(Extracted data entries)
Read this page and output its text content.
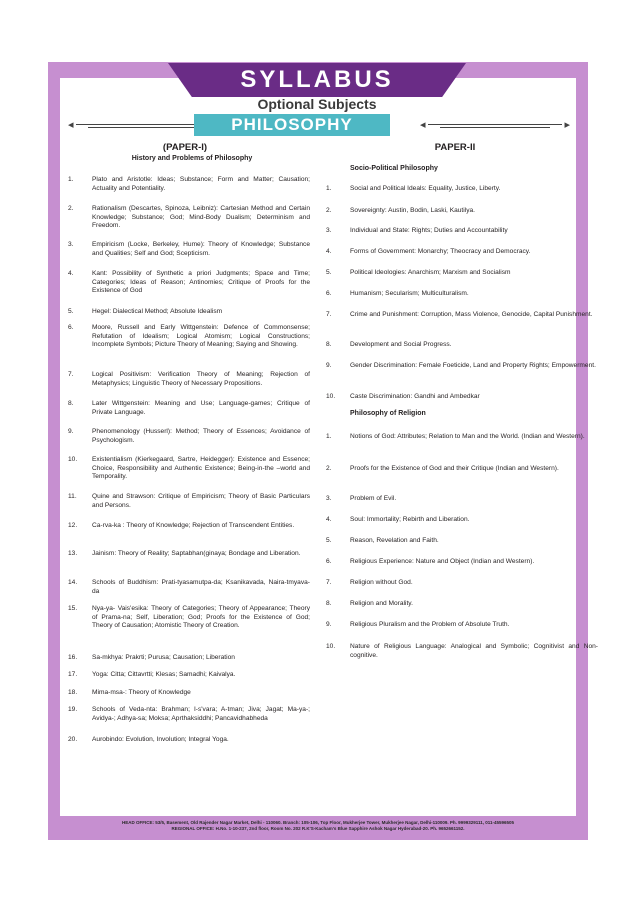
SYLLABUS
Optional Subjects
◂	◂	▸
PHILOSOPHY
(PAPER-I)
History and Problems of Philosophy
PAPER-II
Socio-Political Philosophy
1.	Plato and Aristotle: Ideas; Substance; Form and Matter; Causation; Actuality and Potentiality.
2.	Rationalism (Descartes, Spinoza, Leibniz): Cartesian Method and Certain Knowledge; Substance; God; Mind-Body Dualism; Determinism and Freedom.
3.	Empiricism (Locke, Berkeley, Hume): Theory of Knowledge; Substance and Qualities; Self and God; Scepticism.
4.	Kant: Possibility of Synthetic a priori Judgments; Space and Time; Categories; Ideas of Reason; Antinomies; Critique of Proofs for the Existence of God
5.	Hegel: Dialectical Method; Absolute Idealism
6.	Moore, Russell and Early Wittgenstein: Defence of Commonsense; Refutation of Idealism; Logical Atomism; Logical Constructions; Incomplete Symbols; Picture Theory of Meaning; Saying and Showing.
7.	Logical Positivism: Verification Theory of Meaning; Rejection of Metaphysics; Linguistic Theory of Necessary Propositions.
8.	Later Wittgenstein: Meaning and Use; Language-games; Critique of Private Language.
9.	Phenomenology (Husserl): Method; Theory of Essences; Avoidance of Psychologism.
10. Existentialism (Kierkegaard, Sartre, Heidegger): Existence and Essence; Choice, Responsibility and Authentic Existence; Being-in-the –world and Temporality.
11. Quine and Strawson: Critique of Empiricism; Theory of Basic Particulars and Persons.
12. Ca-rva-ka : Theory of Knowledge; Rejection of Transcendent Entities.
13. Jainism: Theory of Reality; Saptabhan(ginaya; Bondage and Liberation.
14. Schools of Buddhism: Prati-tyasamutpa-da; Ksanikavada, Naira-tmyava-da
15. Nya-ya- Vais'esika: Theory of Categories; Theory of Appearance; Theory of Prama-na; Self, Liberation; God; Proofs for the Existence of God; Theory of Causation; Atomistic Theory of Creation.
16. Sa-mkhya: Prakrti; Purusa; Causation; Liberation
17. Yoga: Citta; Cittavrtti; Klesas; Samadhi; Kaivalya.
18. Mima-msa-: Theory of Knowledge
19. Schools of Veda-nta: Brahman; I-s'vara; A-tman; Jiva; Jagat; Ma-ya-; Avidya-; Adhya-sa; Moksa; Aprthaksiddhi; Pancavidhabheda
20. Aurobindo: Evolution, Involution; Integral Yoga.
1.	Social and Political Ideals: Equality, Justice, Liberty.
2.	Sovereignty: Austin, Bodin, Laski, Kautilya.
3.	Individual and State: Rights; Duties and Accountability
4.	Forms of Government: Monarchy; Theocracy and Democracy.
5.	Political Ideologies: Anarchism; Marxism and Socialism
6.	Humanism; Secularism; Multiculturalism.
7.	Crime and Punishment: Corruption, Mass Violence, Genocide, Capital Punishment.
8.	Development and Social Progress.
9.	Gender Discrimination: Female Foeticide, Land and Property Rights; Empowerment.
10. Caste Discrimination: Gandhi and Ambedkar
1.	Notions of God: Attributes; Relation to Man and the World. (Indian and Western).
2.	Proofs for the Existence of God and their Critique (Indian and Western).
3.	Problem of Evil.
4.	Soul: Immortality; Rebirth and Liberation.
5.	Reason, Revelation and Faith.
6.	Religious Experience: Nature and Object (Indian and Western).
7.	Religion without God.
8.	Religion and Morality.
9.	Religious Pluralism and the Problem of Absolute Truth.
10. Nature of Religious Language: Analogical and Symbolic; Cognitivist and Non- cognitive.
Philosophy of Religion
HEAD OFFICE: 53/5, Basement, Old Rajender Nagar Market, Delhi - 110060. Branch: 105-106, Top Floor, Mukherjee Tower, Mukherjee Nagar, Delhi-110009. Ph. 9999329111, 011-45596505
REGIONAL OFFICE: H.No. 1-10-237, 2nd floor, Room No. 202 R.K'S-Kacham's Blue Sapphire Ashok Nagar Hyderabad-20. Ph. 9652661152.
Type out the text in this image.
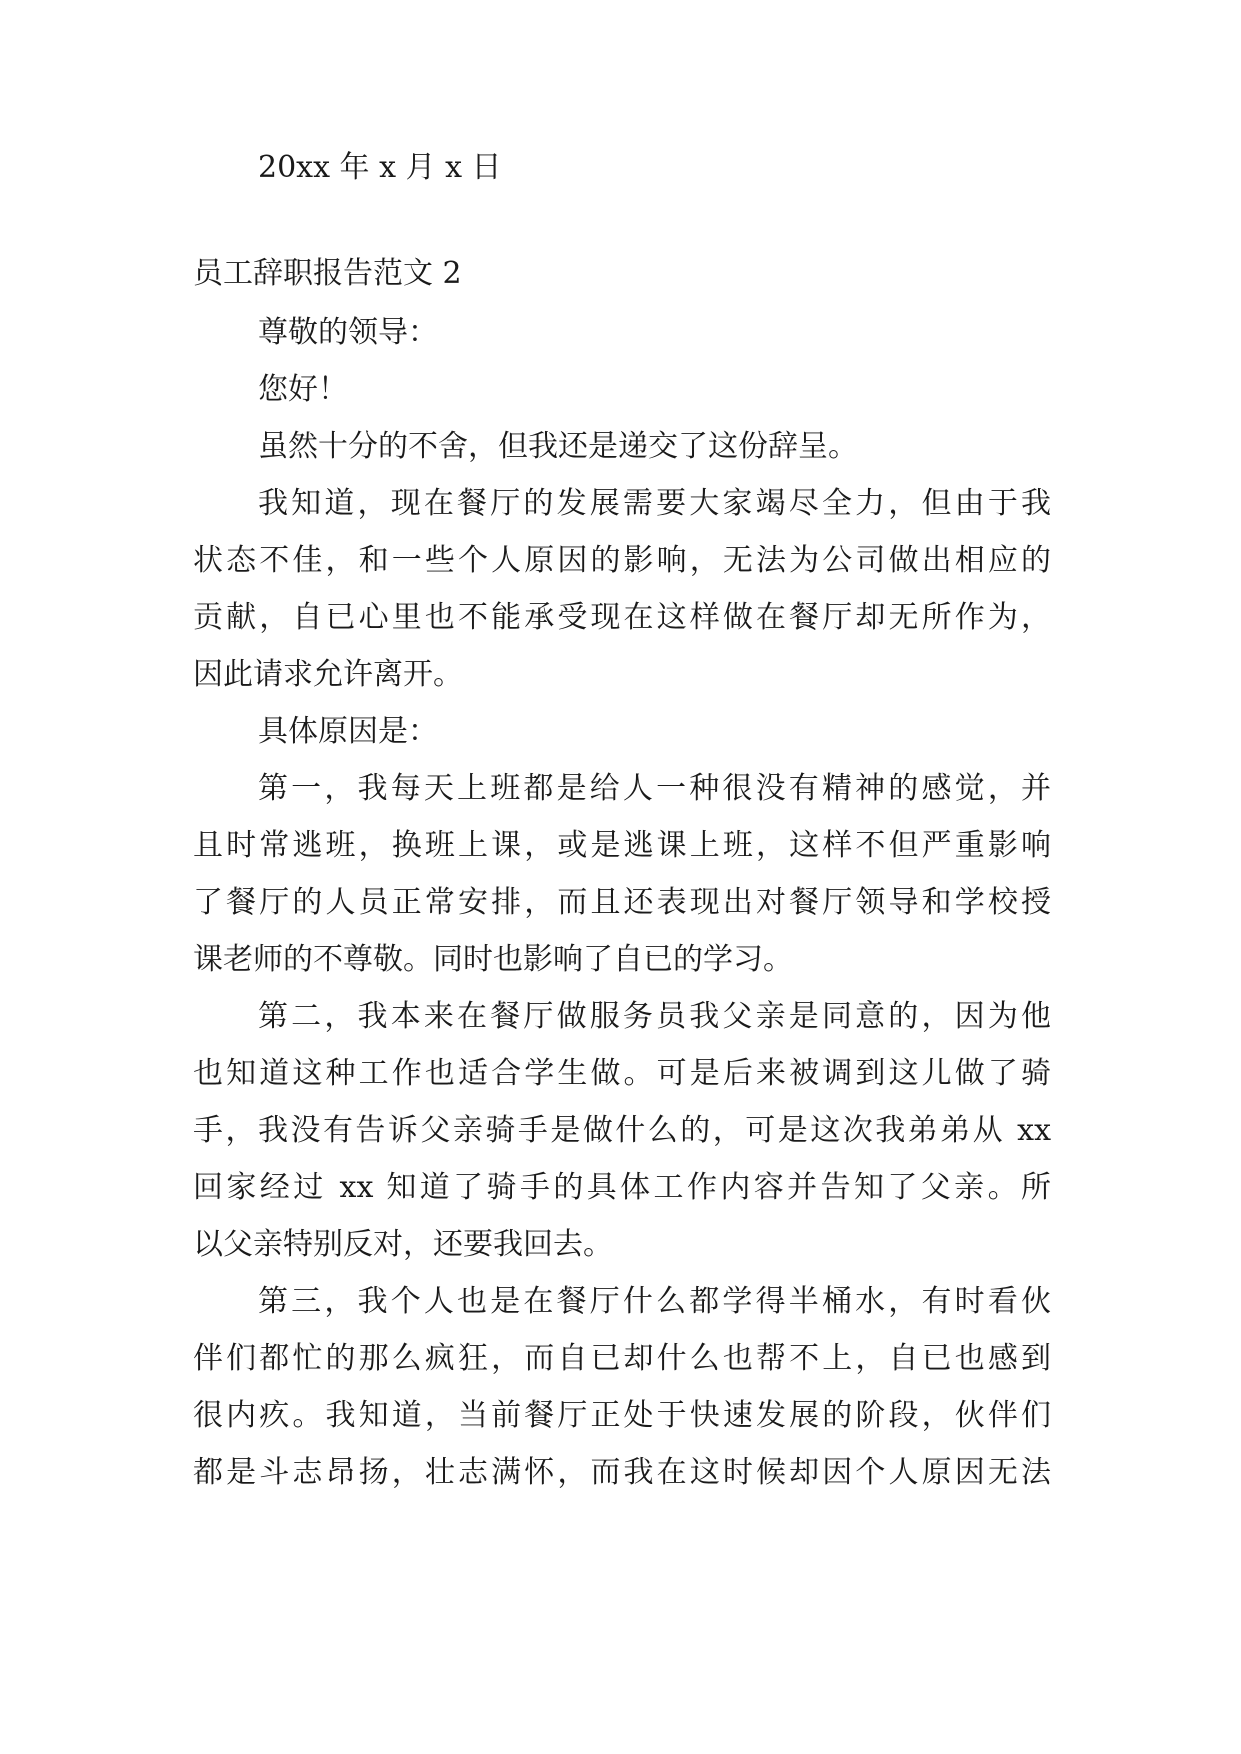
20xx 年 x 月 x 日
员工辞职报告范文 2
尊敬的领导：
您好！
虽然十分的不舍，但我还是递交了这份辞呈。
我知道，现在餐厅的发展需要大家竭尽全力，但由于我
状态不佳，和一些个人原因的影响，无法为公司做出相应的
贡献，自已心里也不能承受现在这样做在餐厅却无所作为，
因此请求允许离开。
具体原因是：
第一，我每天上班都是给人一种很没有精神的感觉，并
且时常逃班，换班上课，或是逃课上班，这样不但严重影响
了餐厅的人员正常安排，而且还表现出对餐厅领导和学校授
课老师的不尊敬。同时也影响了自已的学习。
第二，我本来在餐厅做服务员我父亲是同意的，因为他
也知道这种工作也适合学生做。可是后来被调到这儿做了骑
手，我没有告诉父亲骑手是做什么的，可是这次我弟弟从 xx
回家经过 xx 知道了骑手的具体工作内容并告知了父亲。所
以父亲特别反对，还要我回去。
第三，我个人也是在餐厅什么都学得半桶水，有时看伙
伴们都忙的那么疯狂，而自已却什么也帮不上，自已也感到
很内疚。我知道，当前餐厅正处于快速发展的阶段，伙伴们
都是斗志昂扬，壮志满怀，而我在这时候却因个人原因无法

Aim → Review the material and copy each line in which the word "this" appears.

Task response →
Read this page and output its text content.
Type out the text in this image.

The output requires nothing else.